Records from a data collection
.....

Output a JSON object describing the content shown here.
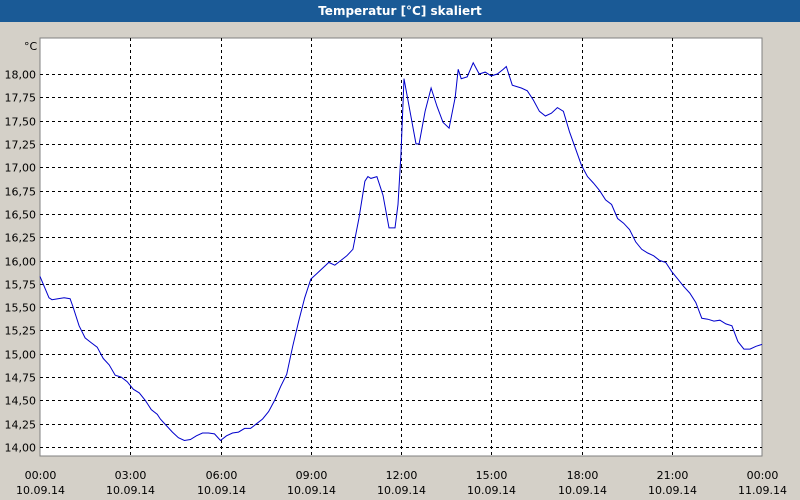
{
  "window": {
    "title": "Temperatur [°C] skaliert"
  },
  "chart_data": {
    "type": "line",
    "title": "Temperatur [°C] skaliert",
    "ylabel": "°C",
    "ylim": [
      13.9,
      18.25
    ],
    "y_ticks": [
      "14,00",
      "14,25",
      "14,50",
      "14,75",
      "15,00",
      "15,25",
      "15,50",
      "15,75",
      "16,00",
      "16,25",
      "16,50",
      "16,75",
      "17,00",
      "17,25",
      "17,50",
      "17,75",
      "18,00"
    ],
    "y_tick_values": [
      14.0,
      14.25,
      14.5,
      14.75,
      15.0,
      15.25,
      15.5,
      15.75,
      16.0,
      16.25,
      16.5,
      16.75,
      17.0,
      17.25,
      17.5,
      17.75,
      18.0
    ],
    "x_ticks": [
      {
        "time": "00:00",
        "date": "10.09.14"
      },
      {
        "time": "03:00",
        "date": "10.09.14"
      },
      {
        "time": "06:00",
        "date": "10.09.14"
      },
      {
        "time": "09:00",
        "date": "10.09.14"
      },
      {
        "time": "12:00",
        "date": "10.09.14"
      },
      {
        "time": "15:00",
        "date": "10.09.14"
      },
      {
        "time": "18:00",
        "date": "10.09.14"
      },
      {
        "time": "21:00",
        "date": "10.09.14"
      },
      {
        "time": "00:00",
        "date": "11.09.14"
      }
    ],
    "x_range_hours": [
      0,
      24
    ],
    "grid": true,
    "line_color": "#0000cc",
    "series": [
      {
        "x_hours": [
          0,
          0.3,
          0.4,
          0.6,
          0.8,
          1.0,
          1.1,
          1.3,
          1.5,
          1.7,
          1.9,
          2.1,
          2.3,
          2.5,
          2.7,
          2.9,
          3.1,
          3.3,
          3.5,
          3.7,
          3.9,
          4.0,
          4.2,
          4.4,
          4.6,
          4.8,
          5.0,
          5.2,
          5.4,
          5.6,
          5.8,
          6.0,
          6.2,
          6.4,
          6.6,
          6.8,
          7.0,
          7.2,
          7.4,
          7.6,
          7.8,
          8.0,
          8.2,
          8.4,
          8.6,
          8.8,
          9.0,
          9.2,
          9.4,
          9.6,
          9.8,
          10.0,
          10.2,
          10.4,
          10.6,
          10.8,
          10.9,
          11.0,
          11.2,
          11.4,
          11.6,
          11.8,
          11.9,
          12.0,
          12.1,
          12.3,
          12.5,
          12.6,
          12.8,
          13.0,
          13.2,
          13.4,
          13.6,
          13.8,
          13.9,
          14.0,
          14.2,
          14.4,
          14.6,
          14.8,
          15.0,
          15.2,
          15.4,
          15.5,
          15.7,
          16.0,
          16.2,
          16.4,
          16.6,
          16.8,
          17.0,
          17.2,
          17.4,
          17.6,
          17.8,
          18.0,
          18.2,
          18.4,
          18.6,
          18.8,
          19.0,
          19.2,
          19.4,
          19.6,
          19.8,
          20.0,
          20.2,
          20.4,
          20.6,
          20.8,
          21.0,
          21.2,
          21.4,
          21.6,
          21.8,
          22.0,
          22.2,
          22.4,
          22.6,
          22.8,
          23.0,
          23.2,
          23.4,
          23.6,
          23.8,
          24.0
        ],
        "y": [
          15.83,
          15.6,
          15.58,
          15.59,
          15.6,
          15.59,
          15.5,
          15.3,
          15.17,
          15.12,
          15.07,
          14.95,
          14.88,
          14.77,
          14.75,
          14.7,
          14.62,
          14.58,
          14.5,
          14.4,
          14.35,
          14.3,
          14.23,
          14.16,
          14.1,
          14.07,
          14.08,
          14.12,
          14.15,
          14.15,
          14.14,
          14.07,
          14.12,
          14.15,
          14.16,
          14.2,
          14.2,
          14.25,
          14.3,
          14.38,
          14.5,
          14.65,
          14.78,
          15.08,
          15.35,
          15.6,
          15.8,
          15.86,
          15.92,
          15.98,
          15.95,
          16.0,
          16.05,
          16.12,
          16.45,
          16.85,
          16.9,
          16.88,
          16.9,
          16.7,
          16.35,
          16.35,
          16.6,
          17.15,
          17.95,
          17.6,
          17.25,
          17.25,
          17.6,
          17.85,
          17.65,
          17.48,
          17.42,
          17.75,
          18.05,
          17.95,
          17.97,
          18.12,
          18.0,
          18.02,
          17.98,
          18.0,
          18.05,
          18.08,
          17.88,
          17.85,
          17.82,
          17.72,
          17.6,
          17.55,
          17.58,
          17.64,
          17.6,
          17.38,
          17.2,
          17.02,
          16.9,
          16.83,
          16.75,
          16.65,
          16.6,
          16.45,
          16.4,
          16.33,
          16.2,
          16.12,
          16.08,
          16.05,
          16.0,
          15.98,
          15.88,
          15.8,
          15.72,
          15.65,
          15.55,
          15.38,
          15.37,
          15.35,
          15.36,
          15.32,
          15.3,
          15.13,
          15.05,
          15.05,
          15.08,
          15.1
        ]
      }
    ]
  }
}
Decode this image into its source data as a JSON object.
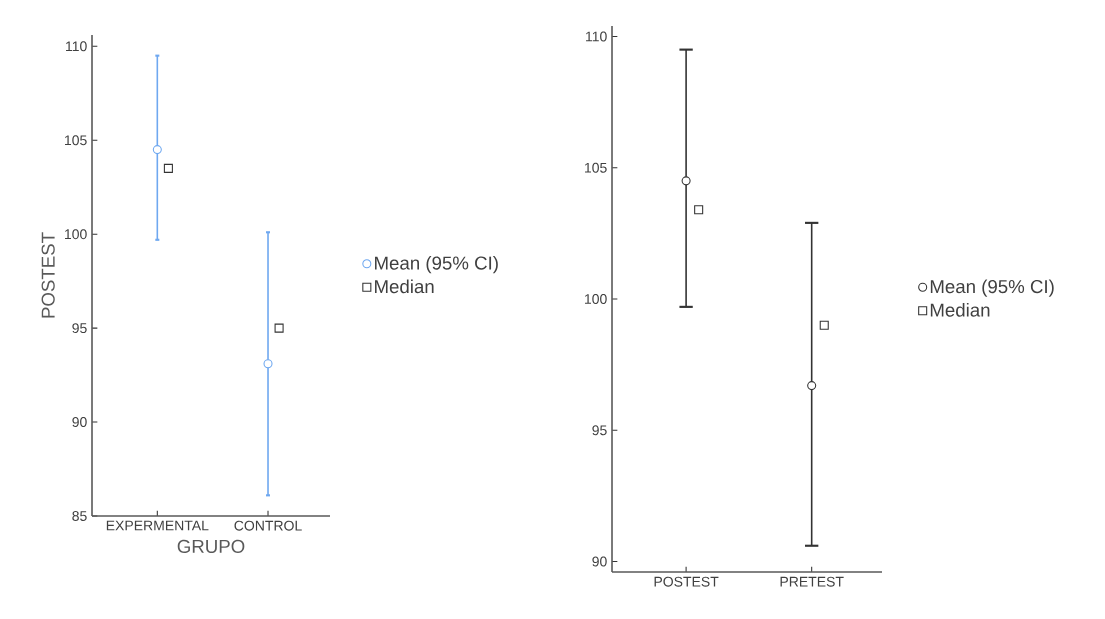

.....

- [WHAT YOU HAVE TO DO]: Repeat every record above exactly, but leave out any pictures.

- [REPLY TO THE EXERCISE]:
Output a JSON object describing the content shown here.
{
  "window": {
    "title": "Temperatur [°C] skaliert"
  },
  "chart_data": {
    "type": "line",
    "title": "Temperatur [°C] skaliert",
    "ylabel": "°C",
    "ylim": [
      13.9,
      18.25
    ],
    "y_ticks": [
      "14,00",
      "14,25",
      "14,50",
      "14,75",
      "15,00",
      "15,25",
      "15,50",
      "15,75",
      "16,00",
      "16,25",
      "16,50",
      "16,75",
      "17,00",
      "17,25",
      "17,50",
      "17,75",
      "18,00"
    ],
    "y_tick_values": [
      14.0,
      14.25,
      14.5,
      14.75,
      15.0,
      15.25,
      15.5,
      15.75,
      16.0,
      16.25,
      16.5,
      16.75,
      17.0,
      17.25,
      17.5,
      17.75,
      18.0
    ],
    "x_ticks": [
      {
        "time": "00:00",
        "date": "10.09.14"
      },
      {
        "time": "03:00",
        "date": "10.09.14"
      },
      {
        "time": "06:00",
        "date": "10.09.14"
      },
      {
        "time": "09:00",
        "date": "10.09.14"
      },
      {
        "time": "12:00",
        "date": "10.09.14"
      },
      {
        "time": "15:00",
        "date": "10.09.14"
      },
      {
        "time": "18:00",
        "date": "10.09.14"
      },
      {
        "time": "21:00",
        "date": "10.09.14"
      },
      {
        "time": "00:00",
        "date": "11.09.14"
      }
    ],
    "x_range_hours": [
      0,
      24
    ],
    "grid": true,
    "line_color": "#0000cc",
    "series": [
      {
        "x_hours": [
          0,
          0.3,
          0.4,
          0.6,
          0.8,
          1.0,
          1.1,
          1.3,
          1.5,
          1.7,
          1.9,
          2.1,
          2.3,
          2.5,
          2.7,
          2.9,
          3.1,
          3.3,
          3.5,
          3.7,
          3.9,
          4.0,
          4.2,
          4.4,
          4.6,
          4.8,
          5.0,
          5.2,
          5.4,
          5.6,
          5.8,
          6.0,
          6.2,
          6.4,
          6.6,
          6.8,
          7.0,
          7.2,
          7.4,
          7.6,
          7.8,
          8.0,
          8.2,
          8.4,
          8.6,
          8.8,
          9.0,
          9.2,
          9.4,
          9.6,
          9.8,
          10.0,
          10.2,
          10.4,
          10.6,
          10.8,
          10.9,
          11.0,
          11.2,
          11.4,
          11.6,
          11.8,
          11.9,
          12.0,
          12.1,
          12.3,
          12.5,
          12.6,
          12.8,
          13.0,
          13.2,
          13.4,
          13.6,
          13.8,
          13.9,
          14.0,
          14.2,
          14.4,
          14.6,
          14.8,
          15.0,
          15.2,
          15.4,
          15.5,
          15.7,
          16.0,
          16.2,
          16.4,
          16.6,
          16.8,
          17.0,
          17.2,
          17.4,
          17.6,
          17.8,
          18.0,
          18.2,
          18.4,
          18.6,
          18.8,
          19.0,
          19.2,
          19.4,
          19.6,
          19.8,
          20.0,
          20.2,
          20.4,
          20.6,
          20.8,
          21.0,
          21.2,
          21.4,
          21.6,
          21.8,
          22.0,
          22.2,
          22.4,
          22.6,
          22.8,
          23.0,
          23.2,
          23.4,
          23.6,
          23.8,
          24.0
        ],
        "y": [
          15.83,
          15.6,
          15.58,
          15.59,
          15.6,
          15.59,
          15.5,
          15.3,
          15.17,
          15.12,
          15.07,
          14.95,
          14.88,
          14.77,
          14.75,
          14.7,
          14.62,
          14.58,
          14.5,
          14.4,
          14.35,
          14.3,
          14.23,
          14.16,
          14.1,
          14.07,
          14.08,
          14.12,
          14.15,
          14.15,
          14.14,
          14.07,
          14.12,
          14.15,
          14.16,
          14.2,
          14.2,
          14.25,
          14.3,
          14.38,
          14.5,
          14.65,
          14.78,
          15.08,
          15.35,
          15.6,
          15.8,
          15.86,
          15.92,
          15.98,
          15.95,
          16.0,
          16.05,
          16.12,
          16.45,
          16.85,
          16.9,
          16.88,
          16.9,
          16.7,
          16.35,
          16.35,
          16.6,
          17.15,
          17.95,
          17.6,
          17.25,
          17.25,
          17.6,
          17.85,
          17.65,
          17.48,
          17.42,
          17.75,
          18.05,
          17.95,
          17.97,
          18.12,
          18.0,
          18.02,
          17.98,
          18.0,
          18.05,
          18.08,
          17.88,
          17.85,
          17.82,
          17.72,
          17.6,
          17.55,
          17.58,
          17.64,
          17.6,
          17.38,
          17.2,
          17.02,
          16.9,
          16.83,
          16.75,
          16.65,
          16.6,
          16.45,
          16.4,
          16.33,
          16.2,
          16.12,
          16.08,
          16.05,
          16.0,
          15.98,
          15.88,
          15.8,
          15.72,
          15.65,
          15.55,
          15.38,
          15.37,
          15.35,
          15.36,
          15.32,
          15.3,
          15.13,
          15.05,
          15.05,
          15.08,
          15.1
        ]
      }
    ]
  }
}
Decode this image into its source data as a JSON object.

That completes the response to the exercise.